EXTRACTED ENTRIES.

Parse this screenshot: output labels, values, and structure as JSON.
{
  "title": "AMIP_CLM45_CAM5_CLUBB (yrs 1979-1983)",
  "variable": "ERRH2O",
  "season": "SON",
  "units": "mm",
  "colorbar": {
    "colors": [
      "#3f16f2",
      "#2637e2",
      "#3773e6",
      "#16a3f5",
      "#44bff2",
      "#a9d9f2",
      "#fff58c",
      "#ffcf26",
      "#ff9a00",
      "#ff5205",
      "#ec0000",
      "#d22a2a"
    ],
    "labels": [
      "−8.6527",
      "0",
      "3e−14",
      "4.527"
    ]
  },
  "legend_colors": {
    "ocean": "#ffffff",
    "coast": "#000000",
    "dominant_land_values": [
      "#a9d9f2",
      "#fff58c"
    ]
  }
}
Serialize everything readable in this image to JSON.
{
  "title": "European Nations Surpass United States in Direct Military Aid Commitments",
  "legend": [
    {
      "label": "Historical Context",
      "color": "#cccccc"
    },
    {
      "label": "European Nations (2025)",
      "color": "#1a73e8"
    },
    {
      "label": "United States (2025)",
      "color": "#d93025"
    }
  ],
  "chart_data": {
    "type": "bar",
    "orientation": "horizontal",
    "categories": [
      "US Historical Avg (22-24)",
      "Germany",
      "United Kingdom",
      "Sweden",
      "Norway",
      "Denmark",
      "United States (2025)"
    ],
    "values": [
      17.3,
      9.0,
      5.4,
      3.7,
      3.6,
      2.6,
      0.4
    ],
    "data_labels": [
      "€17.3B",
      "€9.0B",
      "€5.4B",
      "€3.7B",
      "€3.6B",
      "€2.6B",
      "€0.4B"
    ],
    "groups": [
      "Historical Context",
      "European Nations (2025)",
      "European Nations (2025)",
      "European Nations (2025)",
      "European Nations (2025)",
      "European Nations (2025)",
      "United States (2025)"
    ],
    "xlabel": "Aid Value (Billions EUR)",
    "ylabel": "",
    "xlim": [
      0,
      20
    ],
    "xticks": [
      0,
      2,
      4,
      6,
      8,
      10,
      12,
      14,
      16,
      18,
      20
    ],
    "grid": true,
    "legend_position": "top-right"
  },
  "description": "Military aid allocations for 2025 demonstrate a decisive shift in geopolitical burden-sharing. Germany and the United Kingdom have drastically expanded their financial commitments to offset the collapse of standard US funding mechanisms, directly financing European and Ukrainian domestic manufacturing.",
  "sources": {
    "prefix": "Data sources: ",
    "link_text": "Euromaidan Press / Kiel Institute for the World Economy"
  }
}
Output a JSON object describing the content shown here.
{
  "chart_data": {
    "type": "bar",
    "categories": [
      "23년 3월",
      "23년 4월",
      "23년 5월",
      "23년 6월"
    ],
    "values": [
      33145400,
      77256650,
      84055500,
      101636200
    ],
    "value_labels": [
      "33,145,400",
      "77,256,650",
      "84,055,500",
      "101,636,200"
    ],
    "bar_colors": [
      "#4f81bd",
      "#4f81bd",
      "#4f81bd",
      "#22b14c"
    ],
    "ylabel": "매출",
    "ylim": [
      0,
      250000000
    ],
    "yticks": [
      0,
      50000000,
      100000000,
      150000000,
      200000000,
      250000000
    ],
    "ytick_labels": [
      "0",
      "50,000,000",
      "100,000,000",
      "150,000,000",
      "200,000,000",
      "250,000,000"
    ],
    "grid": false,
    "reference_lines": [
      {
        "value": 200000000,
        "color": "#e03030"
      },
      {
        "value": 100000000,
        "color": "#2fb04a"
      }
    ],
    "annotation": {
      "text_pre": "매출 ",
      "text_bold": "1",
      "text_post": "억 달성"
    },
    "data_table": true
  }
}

WRITTEN PROBLEM.
Please quote exactly the lines from the one containing "Output a JSON" through the last line of the records above, both included, and nothing else.

EXERCISE OUTPUT.
Output a JSON object describing the content shown here.
{
  "chart_data": {
    "type": "bar",
    "categories": [
      "23년 3월",
      "23년 4월",
      "23년 5월",
      "23년 6월"
    ],
    "values": [
      33145400,
      77256650,
      84055500,
      101636200
    ],
    "value_labels": [
      "33,145,400",
      "77,256,650",
      "84,055,500",
      "101,636,200"
    ],
    "bar_colors": [
      "#4f81bd",
      "#4f81bd",
      "#4f81bd",
      "#22b14c"
    ],
    "ylabel": "매출",
    "ylim": [
      0,
      250000000
    ],
    "yticks": [
      0,
      50000000,
      100000000,
      150000000,
      200000000,
      250000000
    ],
    "ytick_labels": [
      "0",
      "50,000,000",
      "100,000,000",
      "150,000,000",
      "200,000,000",
      "250,000,000"
    ],
    "grid": false,
    "reference_lines": [
      {
        "value": 200000000,
        "color": "#e03030"
      },
      {
        "value": 100000000,
        "color": "#2fb04a"
      }
    ],
    "annotation": {
      "text_pre": "매출 ",
      "text_bold": "1",
      "text_post": "억 달성"
    },
    "data_table": true
  }
}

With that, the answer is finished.